What you should do
Repeat the data word for word. Do not include the pictures.

Dataset
>>>>>
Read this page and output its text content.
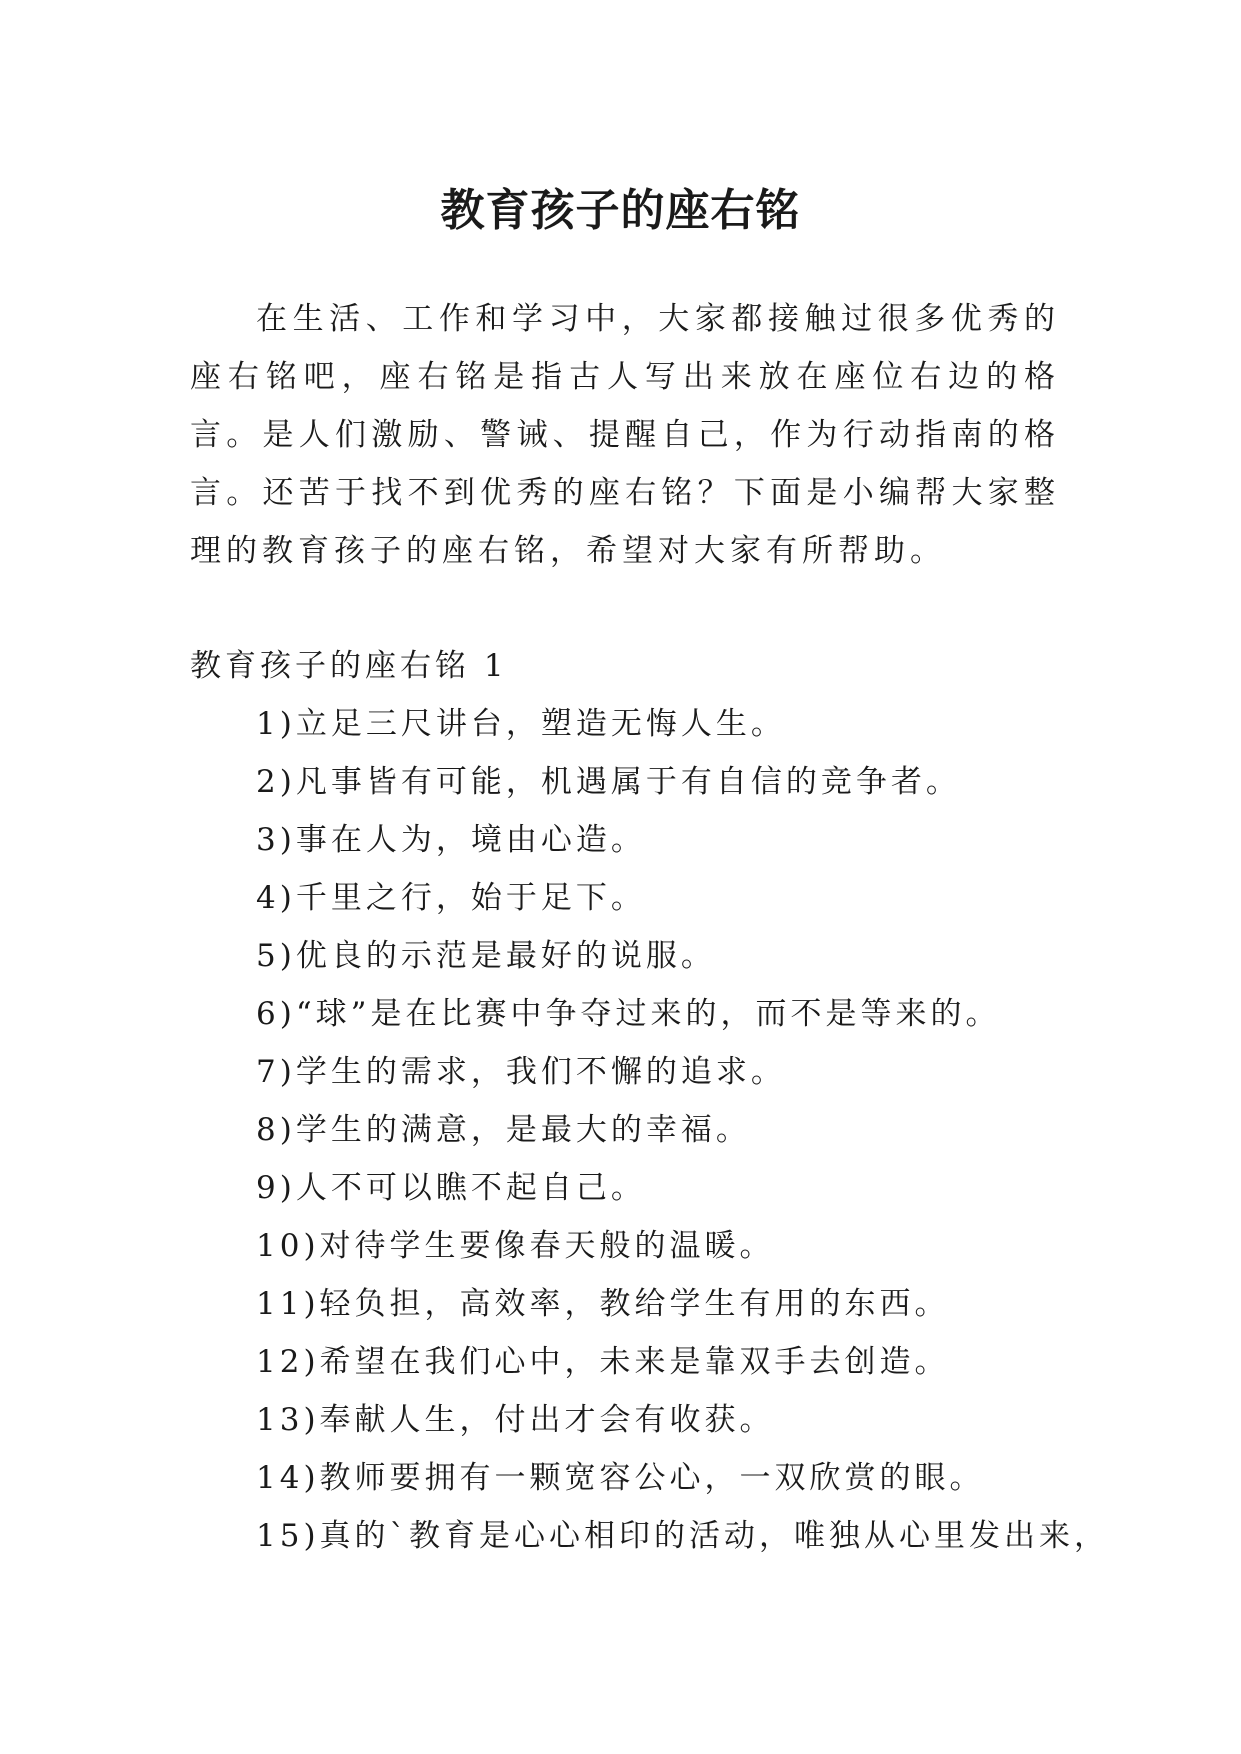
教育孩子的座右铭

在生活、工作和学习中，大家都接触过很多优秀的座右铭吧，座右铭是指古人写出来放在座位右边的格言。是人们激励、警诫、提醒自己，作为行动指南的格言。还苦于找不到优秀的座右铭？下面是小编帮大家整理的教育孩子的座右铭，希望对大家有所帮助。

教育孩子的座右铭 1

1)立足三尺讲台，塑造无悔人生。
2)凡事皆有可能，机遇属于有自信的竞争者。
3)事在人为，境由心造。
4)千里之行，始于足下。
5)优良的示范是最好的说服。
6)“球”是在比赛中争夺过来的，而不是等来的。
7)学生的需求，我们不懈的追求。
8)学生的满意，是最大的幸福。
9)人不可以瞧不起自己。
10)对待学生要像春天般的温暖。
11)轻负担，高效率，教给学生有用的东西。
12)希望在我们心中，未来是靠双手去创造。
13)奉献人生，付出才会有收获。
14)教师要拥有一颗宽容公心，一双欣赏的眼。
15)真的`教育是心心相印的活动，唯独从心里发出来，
<<<<<
Correct answer
Read this page and output its text content.
教育孩子的座右铭

在生活、工作和学习中，大家都接触过很多优秀的座右铭吧，座右铭是指古人写出来放在座位右边的格言。是人们激励、警诫、提醒自己，作为行动指南的格言。还苦于找不到优秀的座右铭？下面是小编帮大家整理的教育孩子的座右铭，希望对大家有所帮助。

教育孩子的座右铭 1

1)立足三尺讲台，塑造无悔人生。
2)凡事皆有可能，机遇属于有自信的竞争者。
3)事在人为，境由心造。
4)千里之行，始于足下。
5)优良的示范是最好的说服。
6)“球”是在比赛中争夺过来的，而不是等来的。
7)学生的需求，我们不懈的追求。
8)学生的满意，是最大的幸福。
9)人不可以瞧不起自己。
10)对待学生要像春天般的温暖。
11)轻负担，高效率，教给学生有用的东西。
12)希望在我们心中，未来是靠双手去创造。
13)奉献人生，付出才会有收获。
14)教师要拥有一颗宽容公心，一双欣赏的眼。
15)真的`教育是心心相印的活动，唯独从心里发出来，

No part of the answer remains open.